BRIEF >> Copy out each line that mentions the word "independencia".

TASK DATA >>
──────

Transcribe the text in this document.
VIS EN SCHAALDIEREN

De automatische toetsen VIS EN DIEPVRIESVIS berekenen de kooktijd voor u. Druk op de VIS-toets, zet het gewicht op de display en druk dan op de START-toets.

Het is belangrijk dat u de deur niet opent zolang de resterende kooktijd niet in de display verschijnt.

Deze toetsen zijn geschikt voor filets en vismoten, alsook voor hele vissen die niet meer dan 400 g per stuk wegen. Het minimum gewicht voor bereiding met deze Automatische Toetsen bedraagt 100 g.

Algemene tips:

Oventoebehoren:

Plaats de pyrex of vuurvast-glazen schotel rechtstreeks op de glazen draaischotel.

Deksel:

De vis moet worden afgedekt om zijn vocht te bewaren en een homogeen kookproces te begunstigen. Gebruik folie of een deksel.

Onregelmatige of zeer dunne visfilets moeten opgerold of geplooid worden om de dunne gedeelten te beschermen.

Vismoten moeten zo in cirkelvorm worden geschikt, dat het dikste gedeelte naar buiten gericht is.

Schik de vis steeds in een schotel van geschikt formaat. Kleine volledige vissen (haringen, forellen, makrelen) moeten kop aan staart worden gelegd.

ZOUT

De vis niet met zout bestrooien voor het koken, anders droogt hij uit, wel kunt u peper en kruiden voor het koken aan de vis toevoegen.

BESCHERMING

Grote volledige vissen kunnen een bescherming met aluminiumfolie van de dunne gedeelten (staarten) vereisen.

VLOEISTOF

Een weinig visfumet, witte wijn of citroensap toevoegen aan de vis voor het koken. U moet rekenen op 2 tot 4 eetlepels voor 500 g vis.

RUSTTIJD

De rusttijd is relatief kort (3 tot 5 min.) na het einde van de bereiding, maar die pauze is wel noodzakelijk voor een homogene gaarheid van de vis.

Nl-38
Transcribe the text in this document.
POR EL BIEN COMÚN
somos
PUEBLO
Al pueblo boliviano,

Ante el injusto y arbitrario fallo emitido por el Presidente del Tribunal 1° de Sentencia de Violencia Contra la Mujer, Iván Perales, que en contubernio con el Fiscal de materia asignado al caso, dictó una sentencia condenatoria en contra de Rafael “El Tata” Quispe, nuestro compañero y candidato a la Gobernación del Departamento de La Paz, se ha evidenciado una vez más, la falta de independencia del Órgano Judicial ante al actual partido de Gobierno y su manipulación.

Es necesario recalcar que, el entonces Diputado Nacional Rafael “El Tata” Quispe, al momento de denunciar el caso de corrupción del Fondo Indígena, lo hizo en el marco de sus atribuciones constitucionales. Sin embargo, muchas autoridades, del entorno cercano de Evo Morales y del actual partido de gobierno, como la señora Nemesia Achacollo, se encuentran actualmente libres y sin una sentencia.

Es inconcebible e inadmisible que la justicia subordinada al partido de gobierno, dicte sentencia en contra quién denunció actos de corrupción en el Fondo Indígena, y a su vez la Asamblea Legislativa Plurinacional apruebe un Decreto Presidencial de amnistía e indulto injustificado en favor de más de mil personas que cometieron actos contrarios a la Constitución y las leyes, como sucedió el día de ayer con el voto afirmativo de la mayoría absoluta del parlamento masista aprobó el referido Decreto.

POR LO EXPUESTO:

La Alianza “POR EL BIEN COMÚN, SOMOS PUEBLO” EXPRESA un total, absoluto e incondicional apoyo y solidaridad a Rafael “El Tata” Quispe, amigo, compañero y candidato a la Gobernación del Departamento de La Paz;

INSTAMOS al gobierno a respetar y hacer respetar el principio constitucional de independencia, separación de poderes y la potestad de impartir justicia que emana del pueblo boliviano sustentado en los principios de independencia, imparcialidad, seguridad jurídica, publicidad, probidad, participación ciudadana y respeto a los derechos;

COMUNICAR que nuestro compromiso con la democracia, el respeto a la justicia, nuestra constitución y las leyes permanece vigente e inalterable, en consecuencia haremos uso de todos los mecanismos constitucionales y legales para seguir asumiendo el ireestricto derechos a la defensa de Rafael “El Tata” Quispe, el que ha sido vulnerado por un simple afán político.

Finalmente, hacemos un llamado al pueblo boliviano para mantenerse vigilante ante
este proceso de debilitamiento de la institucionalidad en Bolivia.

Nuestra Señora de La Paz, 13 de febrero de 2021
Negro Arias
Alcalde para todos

──────

SOLUTION TO THIS EXERCISE >>
Ante el injusto y arbitrario fallo emitido por el Presidente del Tribunal 1° de Sentencia de Violencia Contra la Mujer, Iván Perales, que en contubernio con el Fiscal de materia asignado al caso, dictó una sentencia condenatoria en contra de Rafael “El Tata” Quispe, nuestro compañero y candidato a la Gobernación del Departamento de La Paz, se ha evidenciado una vez más, la falta de independencia del Órgano Judicial ante al actual partido de Gobierno y su manipulación.
INSTAMOS al gobierno a respetar y hacer respetar el principio constitucional de independencia, separación de poderes y la potestad de impartir justicia que emana del pueblo boliviano sustentado en los principios de independencia, imparcialidad, seguridad jurídica, publicidad, probidad, participación ciudadana y respeto a los derechos;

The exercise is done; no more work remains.